> [Given text]:
● ● ● ● ●
5. That any civilised community needs some communal revenue to provide those goods and services considered necessary for communal wellbeing which cannot adequately be provided by individuals acting independently is a simple enough proposition.

6. Acceptance of this simple proposition will obviously be subject to legitimate debate about acceptable standards of communal wellbeing at any given time. However, it is also presently clouded, not only by the self-interest and cupidity which are ever-present characteristics of the human species, but by a prevailing perception that revenue raising in practice is characterised by a continually changing grab-bag of politically manipulated measures the avoidance of which is a standing challenge to taxpayers' ingenuity.

7. The situation is further compounded by contradictions in Australia which need to be honestly confronted.

8. There are, for example, divisive and patently irreconcilable factors which bear upon the amount of public revenue which needs to be raised. On the one hand there are pressures to improve the range and quality of public services and remedy perceived shortcomings in their provision, the evidence of which across the spectrum of national and community life is readily apparent and daily reported.

9. On the other hand there are pressures, popularised by the media and short-term political aspirations, operating to minimise revenue raising in accordance with an acculturated aversion in principle to “taxes” and an arbitrarily assumed upper limit to revenue raising (conducive to endless debate about budgetary deficits — like a family lamenting its incapacity to make ends meet, but whose members perversely refuse to put any more money in the kitty).
● ● ● ● ●
> [Directions for this task]:
Extend the passage on public revenue and taxation in Australia, picking up after its last sentence.

> [Raw data]:
● ● ● ● ●
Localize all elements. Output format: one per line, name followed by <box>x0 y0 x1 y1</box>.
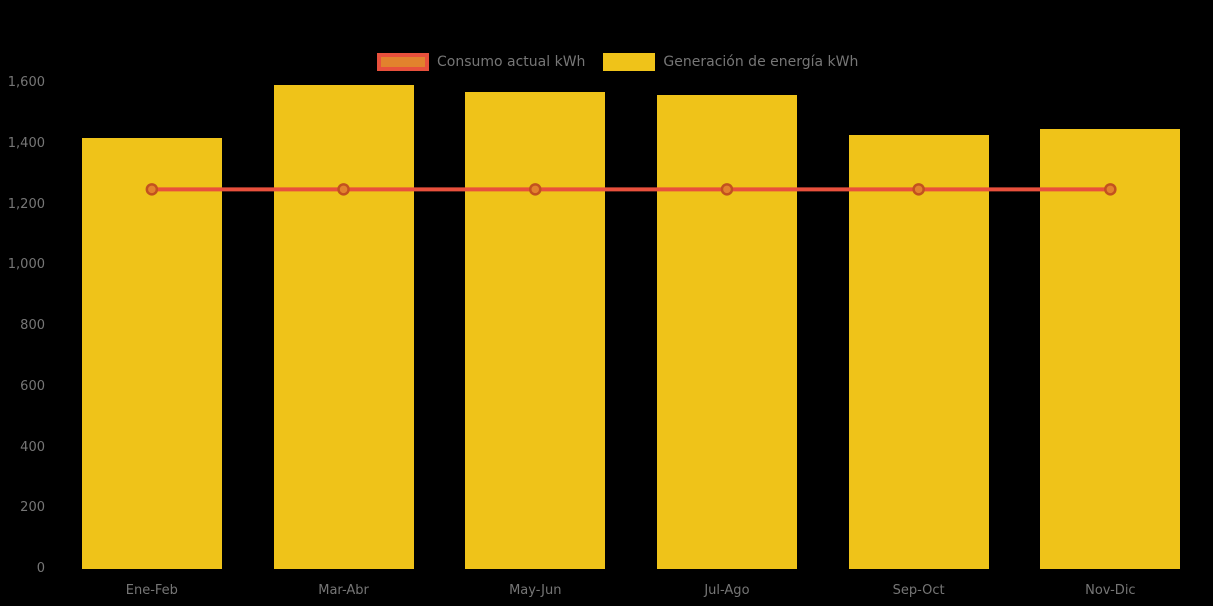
● ● ● ● ●
> [Response to the task]:
10. An acculturated aversion to revenue raising is reflected in fashionable pressures to privatise community works and services in the expectation of reducing the need for public revenue — notwithstanding that the privatisation of natural monopolies is difficult to reconcile with fostering cohesive communities and providing them with tangible physical symbols of community identity and shared ownership (and notwithstanding that there is no evidence that a well-managed public sector is necessarily less efficient than the private sector). While privatisation in the interests of competition is arguably desirable, in the case of natural monopolies privatisation tends to be an abdication of community responsibility, a contracting out, at odds with the interdependence upon which hopes of an environmentally sustainable global society must ultimately depend.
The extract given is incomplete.